EXERCISE DIRECTIONS — Look for the string "Access" and copy every line that has it.

DATA SUPPLIED —
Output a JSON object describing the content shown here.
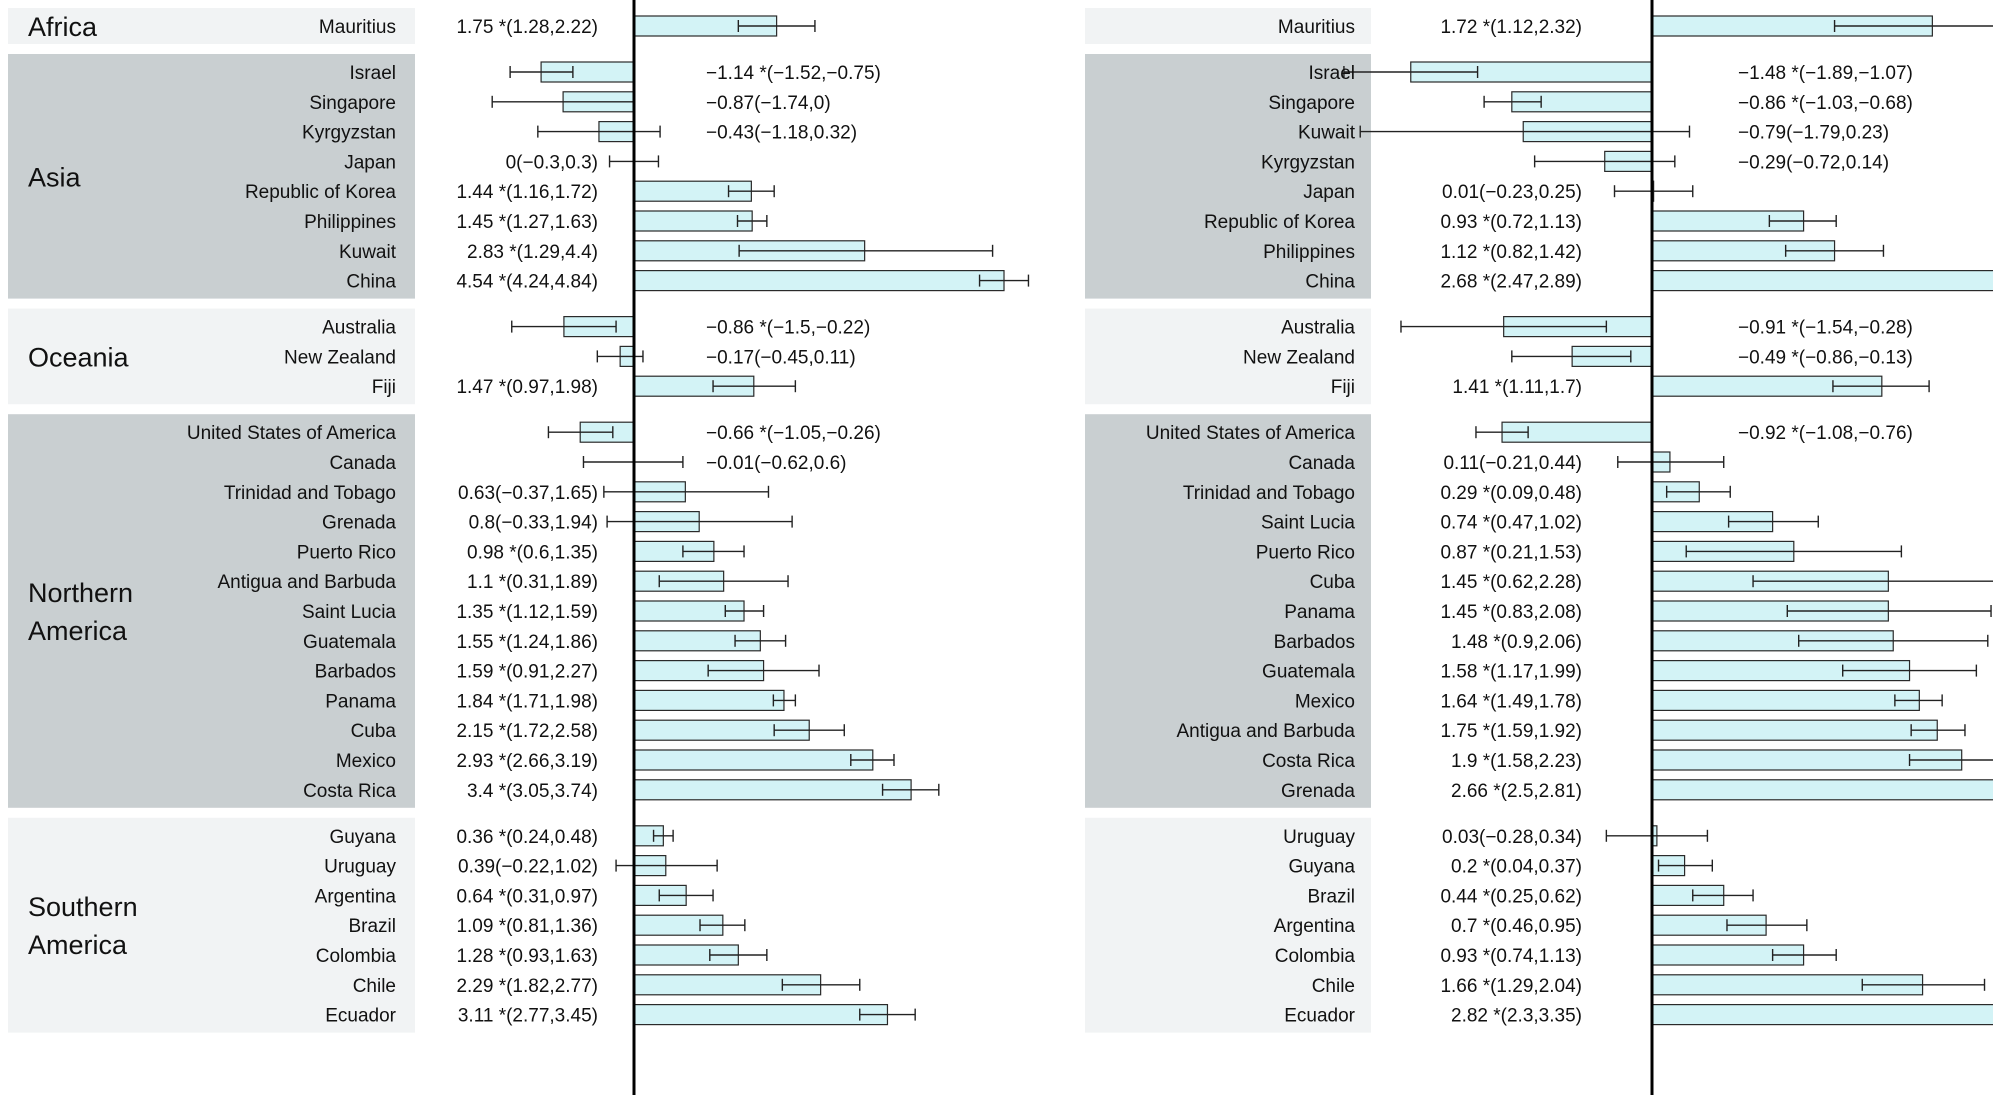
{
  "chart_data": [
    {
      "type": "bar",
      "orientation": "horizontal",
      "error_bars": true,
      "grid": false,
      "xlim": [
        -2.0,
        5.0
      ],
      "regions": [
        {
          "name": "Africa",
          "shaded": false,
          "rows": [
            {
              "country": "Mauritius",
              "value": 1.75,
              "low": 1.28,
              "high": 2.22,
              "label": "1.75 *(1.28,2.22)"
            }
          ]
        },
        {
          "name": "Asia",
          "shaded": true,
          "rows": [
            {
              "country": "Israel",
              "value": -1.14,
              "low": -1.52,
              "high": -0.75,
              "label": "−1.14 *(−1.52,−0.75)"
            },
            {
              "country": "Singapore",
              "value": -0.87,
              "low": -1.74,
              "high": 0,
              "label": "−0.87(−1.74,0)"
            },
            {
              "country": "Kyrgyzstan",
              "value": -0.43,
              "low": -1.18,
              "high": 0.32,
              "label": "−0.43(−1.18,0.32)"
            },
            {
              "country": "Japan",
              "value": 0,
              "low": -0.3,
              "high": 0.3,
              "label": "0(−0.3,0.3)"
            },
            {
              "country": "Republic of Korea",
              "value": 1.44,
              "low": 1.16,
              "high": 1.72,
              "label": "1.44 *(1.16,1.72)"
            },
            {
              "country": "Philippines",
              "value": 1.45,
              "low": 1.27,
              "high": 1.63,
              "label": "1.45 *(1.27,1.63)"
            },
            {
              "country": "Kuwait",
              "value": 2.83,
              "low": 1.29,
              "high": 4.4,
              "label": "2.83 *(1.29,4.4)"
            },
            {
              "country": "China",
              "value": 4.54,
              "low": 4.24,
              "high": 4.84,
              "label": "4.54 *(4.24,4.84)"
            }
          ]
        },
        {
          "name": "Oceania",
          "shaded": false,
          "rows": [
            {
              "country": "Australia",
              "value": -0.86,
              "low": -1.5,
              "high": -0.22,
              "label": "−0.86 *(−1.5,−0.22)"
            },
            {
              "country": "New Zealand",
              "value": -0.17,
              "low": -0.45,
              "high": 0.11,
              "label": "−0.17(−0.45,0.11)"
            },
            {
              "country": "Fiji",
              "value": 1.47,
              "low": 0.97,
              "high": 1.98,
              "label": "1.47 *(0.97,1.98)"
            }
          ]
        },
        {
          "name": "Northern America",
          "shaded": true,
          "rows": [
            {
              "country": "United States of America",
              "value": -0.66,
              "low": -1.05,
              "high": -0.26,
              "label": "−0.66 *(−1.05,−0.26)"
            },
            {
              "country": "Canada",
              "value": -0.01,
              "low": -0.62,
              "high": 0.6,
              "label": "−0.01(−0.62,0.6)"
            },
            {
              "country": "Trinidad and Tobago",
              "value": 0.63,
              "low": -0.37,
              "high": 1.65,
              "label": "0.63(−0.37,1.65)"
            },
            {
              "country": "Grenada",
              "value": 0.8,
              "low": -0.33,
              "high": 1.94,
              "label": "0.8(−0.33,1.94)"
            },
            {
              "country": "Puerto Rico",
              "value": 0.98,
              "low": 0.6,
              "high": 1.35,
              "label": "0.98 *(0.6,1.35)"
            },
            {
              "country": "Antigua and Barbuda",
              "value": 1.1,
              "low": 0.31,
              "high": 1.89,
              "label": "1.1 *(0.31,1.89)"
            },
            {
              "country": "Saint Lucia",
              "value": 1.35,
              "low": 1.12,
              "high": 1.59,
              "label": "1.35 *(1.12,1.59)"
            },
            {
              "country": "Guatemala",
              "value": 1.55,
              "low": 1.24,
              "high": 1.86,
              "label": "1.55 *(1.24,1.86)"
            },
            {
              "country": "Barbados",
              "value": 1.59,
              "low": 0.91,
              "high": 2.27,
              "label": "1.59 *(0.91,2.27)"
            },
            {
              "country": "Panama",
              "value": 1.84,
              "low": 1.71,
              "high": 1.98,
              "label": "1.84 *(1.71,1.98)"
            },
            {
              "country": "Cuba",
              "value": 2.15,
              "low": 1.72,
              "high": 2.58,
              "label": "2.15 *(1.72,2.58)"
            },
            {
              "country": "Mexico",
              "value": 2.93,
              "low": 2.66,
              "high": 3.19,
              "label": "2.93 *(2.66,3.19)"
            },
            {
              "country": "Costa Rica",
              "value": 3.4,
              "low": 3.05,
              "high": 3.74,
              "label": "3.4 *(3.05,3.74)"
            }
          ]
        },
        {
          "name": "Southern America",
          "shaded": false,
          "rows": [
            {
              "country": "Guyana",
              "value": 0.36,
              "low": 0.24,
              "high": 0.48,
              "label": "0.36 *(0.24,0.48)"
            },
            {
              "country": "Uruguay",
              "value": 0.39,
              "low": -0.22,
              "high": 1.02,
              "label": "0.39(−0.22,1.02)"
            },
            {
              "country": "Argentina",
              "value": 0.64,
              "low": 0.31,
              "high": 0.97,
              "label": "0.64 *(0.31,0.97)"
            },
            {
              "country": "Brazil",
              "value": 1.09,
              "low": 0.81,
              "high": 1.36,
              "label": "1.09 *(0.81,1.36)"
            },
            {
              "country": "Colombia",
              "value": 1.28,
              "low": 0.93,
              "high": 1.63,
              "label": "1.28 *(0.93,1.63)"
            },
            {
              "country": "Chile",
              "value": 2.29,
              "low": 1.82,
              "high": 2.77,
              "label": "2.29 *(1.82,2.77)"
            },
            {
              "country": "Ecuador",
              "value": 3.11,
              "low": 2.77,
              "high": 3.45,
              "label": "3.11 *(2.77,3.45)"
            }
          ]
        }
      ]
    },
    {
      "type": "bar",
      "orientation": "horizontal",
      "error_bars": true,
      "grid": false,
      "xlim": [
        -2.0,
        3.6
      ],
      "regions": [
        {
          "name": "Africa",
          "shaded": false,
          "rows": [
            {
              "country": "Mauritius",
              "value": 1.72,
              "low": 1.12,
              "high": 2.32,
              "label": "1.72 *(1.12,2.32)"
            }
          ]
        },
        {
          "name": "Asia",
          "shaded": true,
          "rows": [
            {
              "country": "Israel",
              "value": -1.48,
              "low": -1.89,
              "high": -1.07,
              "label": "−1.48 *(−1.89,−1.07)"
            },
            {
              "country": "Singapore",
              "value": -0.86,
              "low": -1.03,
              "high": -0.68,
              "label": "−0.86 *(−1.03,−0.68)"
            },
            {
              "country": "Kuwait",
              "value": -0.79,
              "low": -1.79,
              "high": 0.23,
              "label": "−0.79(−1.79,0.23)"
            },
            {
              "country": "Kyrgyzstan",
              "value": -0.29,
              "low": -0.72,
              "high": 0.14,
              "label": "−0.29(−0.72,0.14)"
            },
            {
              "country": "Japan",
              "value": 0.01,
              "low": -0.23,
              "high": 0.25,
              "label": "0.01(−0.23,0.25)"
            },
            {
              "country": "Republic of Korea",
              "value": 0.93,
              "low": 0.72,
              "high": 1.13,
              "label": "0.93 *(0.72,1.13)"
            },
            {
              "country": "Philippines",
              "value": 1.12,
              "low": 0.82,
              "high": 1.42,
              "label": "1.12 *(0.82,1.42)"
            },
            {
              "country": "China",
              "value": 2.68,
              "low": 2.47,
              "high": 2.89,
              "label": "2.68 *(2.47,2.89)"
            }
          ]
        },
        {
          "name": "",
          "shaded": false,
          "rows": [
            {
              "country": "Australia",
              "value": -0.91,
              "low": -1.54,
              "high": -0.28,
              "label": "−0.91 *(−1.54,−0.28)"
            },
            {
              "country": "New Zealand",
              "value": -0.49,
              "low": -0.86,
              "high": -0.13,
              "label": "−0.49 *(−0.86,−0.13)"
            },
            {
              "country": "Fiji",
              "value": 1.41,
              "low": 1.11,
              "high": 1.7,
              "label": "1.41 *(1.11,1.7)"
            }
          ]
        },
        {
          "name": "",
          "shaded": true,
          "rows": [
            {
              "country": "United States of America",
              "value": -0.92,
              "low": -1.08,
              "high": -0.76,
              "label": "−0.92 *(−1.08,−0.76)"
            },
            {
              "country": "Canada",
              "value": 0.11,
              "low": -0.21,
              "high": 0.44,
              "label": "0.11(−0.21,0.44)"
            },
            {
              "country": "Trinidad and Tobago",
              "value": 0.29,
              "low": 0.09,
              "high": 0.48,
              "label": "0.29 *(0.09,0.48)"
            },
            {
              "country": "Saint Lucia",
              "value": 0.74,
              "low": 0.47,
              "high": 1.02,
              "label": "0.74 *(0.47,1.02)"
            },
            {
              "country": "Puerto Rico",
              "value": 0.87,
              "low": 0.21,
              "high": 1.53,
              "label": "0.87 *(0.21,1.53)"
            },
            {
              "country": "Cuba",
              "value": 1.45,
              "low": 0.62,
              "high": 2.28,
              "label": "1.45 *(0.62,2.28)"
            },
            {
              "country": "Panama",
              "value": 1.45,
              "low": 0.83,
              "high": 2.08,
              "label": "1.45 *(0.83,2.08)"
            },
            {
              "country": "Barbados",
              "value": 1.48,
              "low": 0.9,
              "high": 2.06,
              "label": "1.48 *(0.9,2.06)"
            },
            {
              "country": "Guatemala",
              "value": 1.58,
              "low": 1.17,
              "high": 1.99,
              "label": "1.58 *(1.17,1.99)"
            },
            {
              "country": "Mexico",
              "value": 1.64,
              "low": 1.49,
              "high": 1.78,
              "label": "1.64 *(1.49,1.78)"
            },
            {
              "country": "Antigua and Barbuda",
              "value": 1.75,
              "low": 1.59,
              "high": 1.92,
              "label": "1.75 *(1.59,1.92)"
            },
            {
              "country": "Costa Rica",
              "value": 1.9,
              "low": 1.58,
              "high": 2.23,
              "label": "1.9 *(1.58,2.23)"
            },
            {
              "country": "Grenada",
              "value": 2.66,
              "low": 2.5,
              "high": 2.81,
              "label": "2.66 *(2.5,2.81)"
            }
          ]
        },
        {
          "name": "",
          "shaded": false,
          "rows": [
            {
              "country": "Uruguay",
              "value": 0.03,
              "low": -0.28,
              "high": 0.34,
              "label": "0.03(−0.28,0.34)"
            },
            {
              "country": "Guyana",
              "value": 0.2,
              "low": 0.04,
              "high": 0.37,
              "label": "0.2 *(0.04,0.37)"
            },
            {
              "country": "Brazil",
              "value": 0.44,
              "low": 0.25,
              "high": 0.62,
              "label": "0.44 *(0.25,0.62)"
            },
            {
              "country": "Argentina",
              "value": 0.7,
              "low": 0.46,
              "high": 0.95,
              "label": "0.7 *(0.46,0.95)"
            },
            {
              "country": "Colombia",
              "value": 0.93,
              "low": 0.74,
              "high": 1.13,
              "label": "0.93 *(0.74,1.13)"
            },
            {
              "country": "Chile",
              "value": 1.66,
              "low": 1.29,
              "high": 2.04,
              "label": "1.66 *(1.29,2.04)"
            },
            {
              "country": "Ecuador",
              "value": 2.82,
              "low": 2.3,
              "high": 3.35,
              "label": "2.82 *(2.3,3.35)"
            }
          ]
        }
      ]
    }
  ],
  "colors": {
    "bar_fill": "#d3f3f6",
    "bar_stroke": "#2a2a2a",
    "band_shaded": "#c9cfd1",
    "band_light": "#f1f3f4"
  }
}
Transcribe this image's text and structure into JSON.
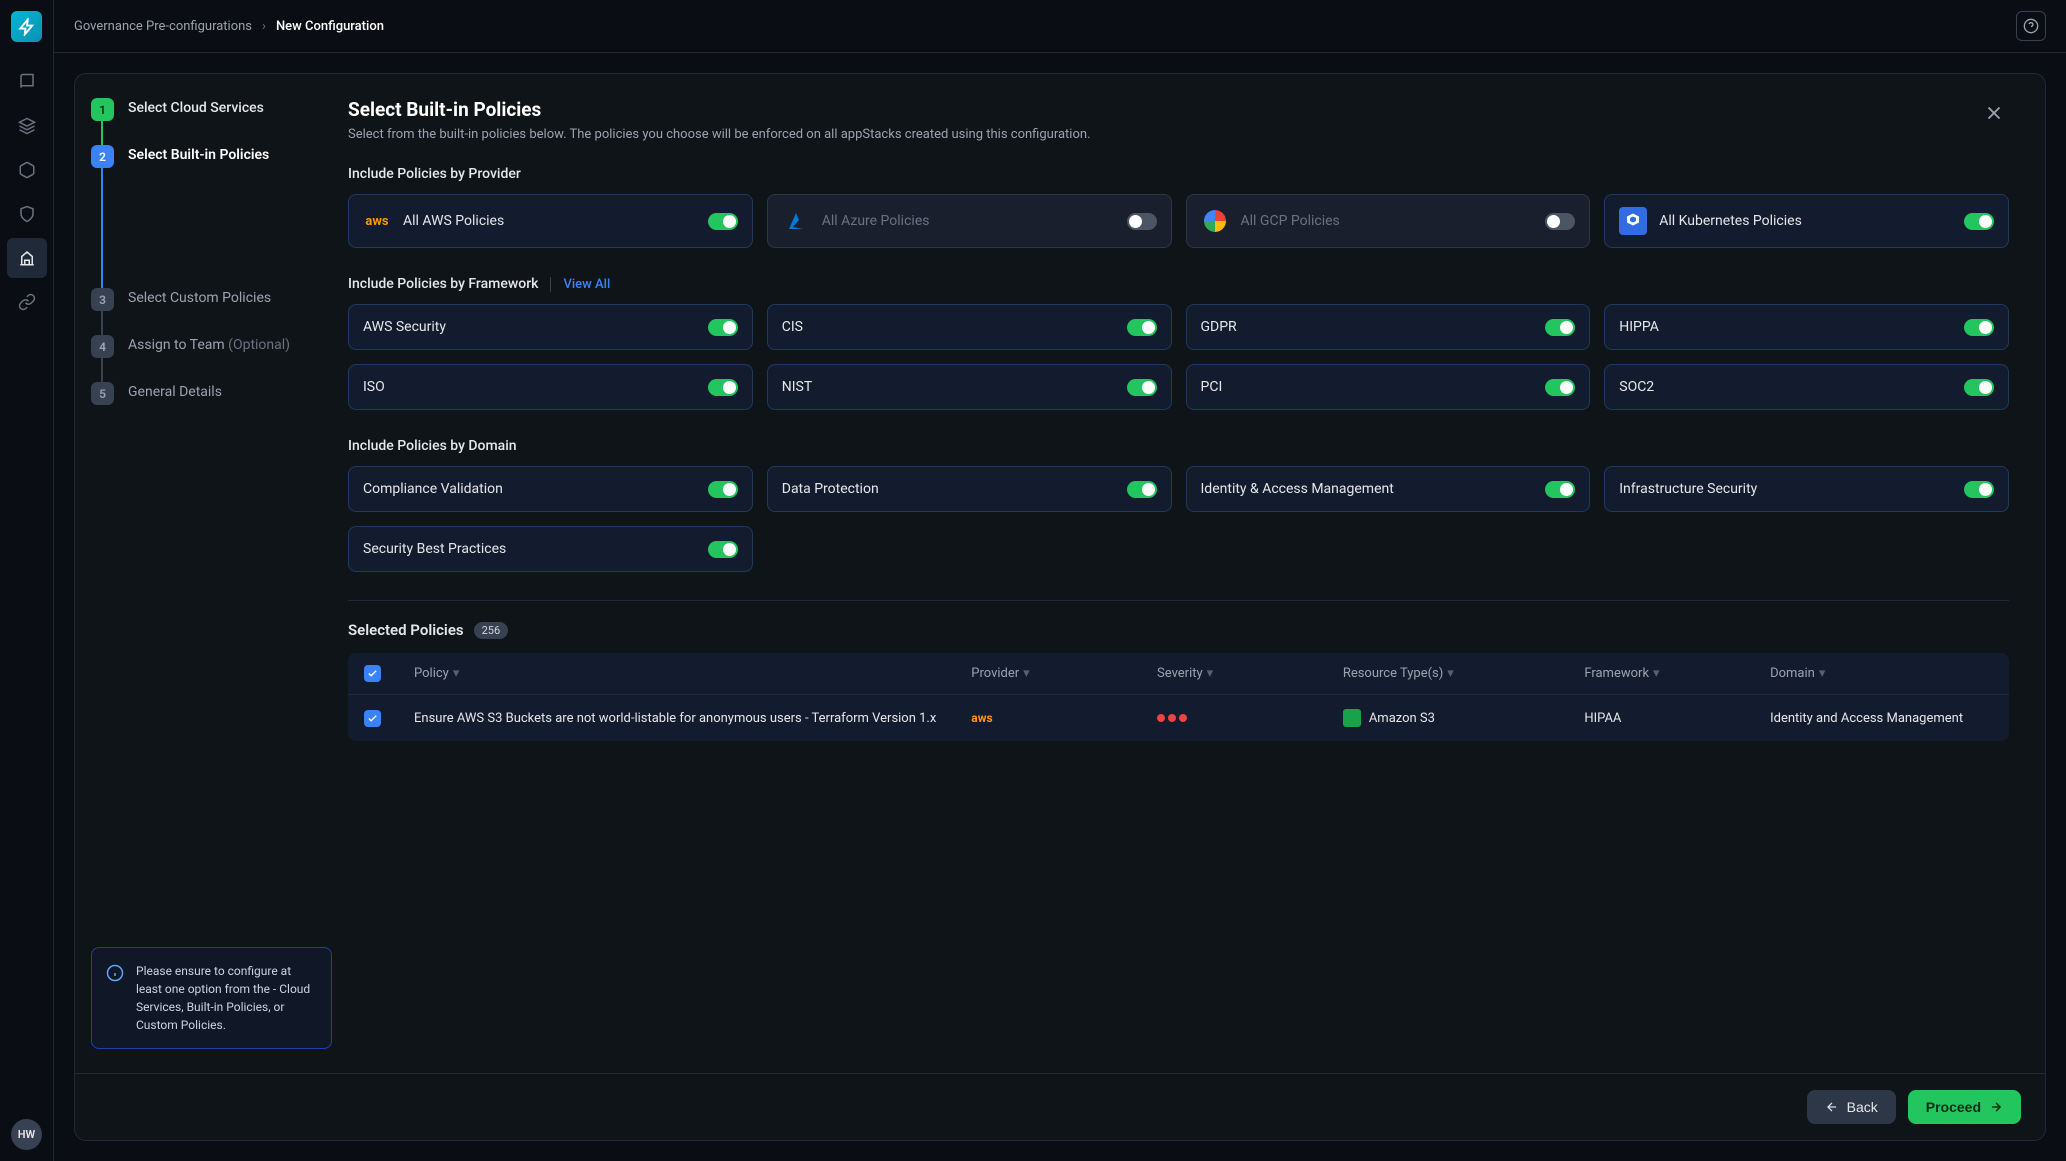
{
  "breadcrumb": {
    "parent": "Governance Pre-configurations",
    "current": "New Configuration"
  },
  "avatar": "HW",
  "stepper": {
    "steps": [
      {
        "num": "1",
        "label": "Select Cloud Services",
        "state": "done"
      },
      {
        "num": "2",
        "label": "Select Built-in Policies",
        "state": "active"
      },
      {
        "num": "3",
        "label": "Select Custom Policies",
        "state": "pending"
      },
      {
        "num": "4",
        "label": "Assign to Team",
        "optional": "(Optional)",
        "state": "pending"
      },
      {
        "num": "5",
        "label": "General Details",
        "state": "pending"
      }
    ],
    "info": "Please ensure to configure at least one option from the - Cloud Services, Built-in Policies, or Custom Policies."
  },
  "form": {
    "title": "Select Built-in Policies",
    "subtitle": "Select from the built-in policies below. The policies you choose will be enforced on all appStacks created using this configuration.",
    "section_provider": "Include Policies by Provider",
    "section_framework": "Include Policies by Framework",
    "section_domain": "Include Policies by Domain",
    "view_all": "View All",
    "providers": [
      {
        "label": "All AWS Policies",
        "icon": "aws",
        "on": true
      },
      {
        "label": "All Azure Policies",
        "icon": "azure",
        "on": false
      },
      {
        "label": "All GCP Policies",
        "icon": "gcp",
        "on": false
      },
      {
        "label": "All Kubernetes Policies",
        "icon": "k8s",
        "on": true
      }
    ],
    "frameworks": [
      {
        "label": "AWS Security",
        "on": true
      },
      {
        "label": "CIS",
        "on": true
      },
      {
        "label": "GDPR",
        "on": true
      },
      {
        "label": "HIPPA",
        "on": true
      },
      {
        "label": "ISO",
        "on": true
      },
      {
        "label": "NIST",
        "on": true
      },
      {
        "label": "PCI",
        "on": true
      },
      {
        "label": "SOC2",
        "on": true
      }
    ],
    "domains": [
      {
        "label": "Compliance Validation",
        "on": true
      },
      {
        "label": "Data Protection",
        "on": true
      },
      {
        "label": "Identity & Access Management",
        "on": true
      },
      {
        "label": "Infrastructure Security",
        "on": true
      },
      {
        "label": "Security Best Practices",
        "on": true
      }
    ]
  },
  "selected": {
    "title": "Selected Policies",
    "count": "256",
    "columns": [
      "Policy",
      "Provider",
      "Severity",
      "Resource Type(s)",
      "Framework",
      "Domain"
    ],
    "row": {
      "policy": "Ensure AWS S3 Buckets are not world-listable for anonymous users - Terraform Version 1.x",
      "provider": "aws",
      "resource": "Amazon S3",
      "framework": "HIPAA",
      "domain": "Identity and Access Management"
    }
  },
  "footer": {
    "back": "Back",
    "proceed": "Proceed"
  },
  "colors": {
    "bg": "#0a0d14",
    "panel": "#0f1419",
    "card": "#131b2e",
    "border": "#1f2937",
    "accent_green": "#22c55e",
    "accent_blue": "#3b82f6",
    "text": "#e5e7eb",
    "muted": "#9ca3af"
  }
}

SOLUTION TO THIS EXERCISE —
        "label": "Identity & Access Management",
      "domain": "Identity and Access Management"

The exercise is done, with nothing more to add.